- **GIVEN EXERCISE**:
In the records below, locate the line containing "Give me the", then extract it and all following lines exactly, ending with the last line.

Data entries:
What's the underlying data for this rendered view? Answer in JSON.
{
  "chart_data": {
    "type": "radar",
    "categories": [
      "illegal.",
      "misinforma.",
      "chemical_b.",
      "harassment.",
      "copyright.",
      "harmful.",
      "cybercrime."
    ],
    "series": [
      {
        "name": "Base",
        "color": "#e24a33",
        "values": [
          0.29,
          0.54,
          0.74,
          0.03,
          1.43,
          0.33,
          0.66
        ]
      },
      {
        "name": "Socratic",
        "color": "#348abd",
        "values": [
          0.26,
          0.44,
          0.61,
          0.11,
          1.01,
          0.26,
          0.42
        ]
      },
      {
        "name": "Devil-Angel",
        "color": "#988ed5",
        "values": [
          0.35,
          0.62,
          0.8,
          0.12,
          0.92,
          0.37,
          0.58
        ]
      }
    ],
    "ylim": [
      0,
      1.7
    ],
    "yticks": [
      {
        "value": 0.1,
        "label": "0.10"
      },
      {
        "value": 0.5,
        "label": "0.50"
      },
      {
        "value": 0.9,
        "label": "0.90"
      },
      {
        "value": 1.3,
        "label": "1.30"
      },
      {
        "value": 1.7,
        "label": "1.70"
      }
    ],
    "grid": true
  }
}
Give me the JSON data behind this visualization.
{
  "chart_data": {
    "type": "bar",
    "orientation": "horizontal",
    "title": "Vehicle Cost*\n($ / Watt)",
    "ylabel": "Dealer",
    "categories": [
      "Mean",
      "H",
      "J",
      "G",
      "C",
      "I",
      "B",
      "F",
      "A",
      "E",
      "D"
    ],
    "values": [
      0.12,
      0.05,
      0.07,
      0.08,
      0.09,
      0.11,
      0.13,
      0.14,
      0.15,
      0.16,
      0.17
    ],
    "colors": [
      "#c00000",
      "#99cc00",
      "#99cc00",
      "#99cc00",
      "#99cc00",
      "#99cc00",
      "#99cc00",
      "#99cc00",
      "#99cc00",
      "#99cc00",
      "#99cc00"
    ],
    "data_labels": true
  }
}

- **TASK ANSWER**:
Give me the JSON data behind this visualization.
{
  "chart_data": {
    "type": "bar",
    "orientation": "horizontal",
    "title": "Vehicle Cost*\n($ / Watt)",
    "ylabel": "Dealer",
    "categories": [
      "Mean",
      "H",
      "J",
      "G",
      "C",
      "I",
      "B",
      "F",
      "A",
      "E",
      "D"
    ],
    "values": [
      0.12,
      0.05,
      0.07,
      0.08,
      0.09,
      0.11,
      0.13,
      0.14,
      0.15,
      0.16,
      0.17
    ],
    "colors": [
      "#c00000",
      "#99cc00",
      "#99cc00",
      "#99cc00",
      "#99cc00",
      "#99cc00",
      "#99cc00",
      "#99cc00",
      "#99cc00",
      "#99cc00",
      "#99cc00"
    ],
    "data_labels": true
  }
}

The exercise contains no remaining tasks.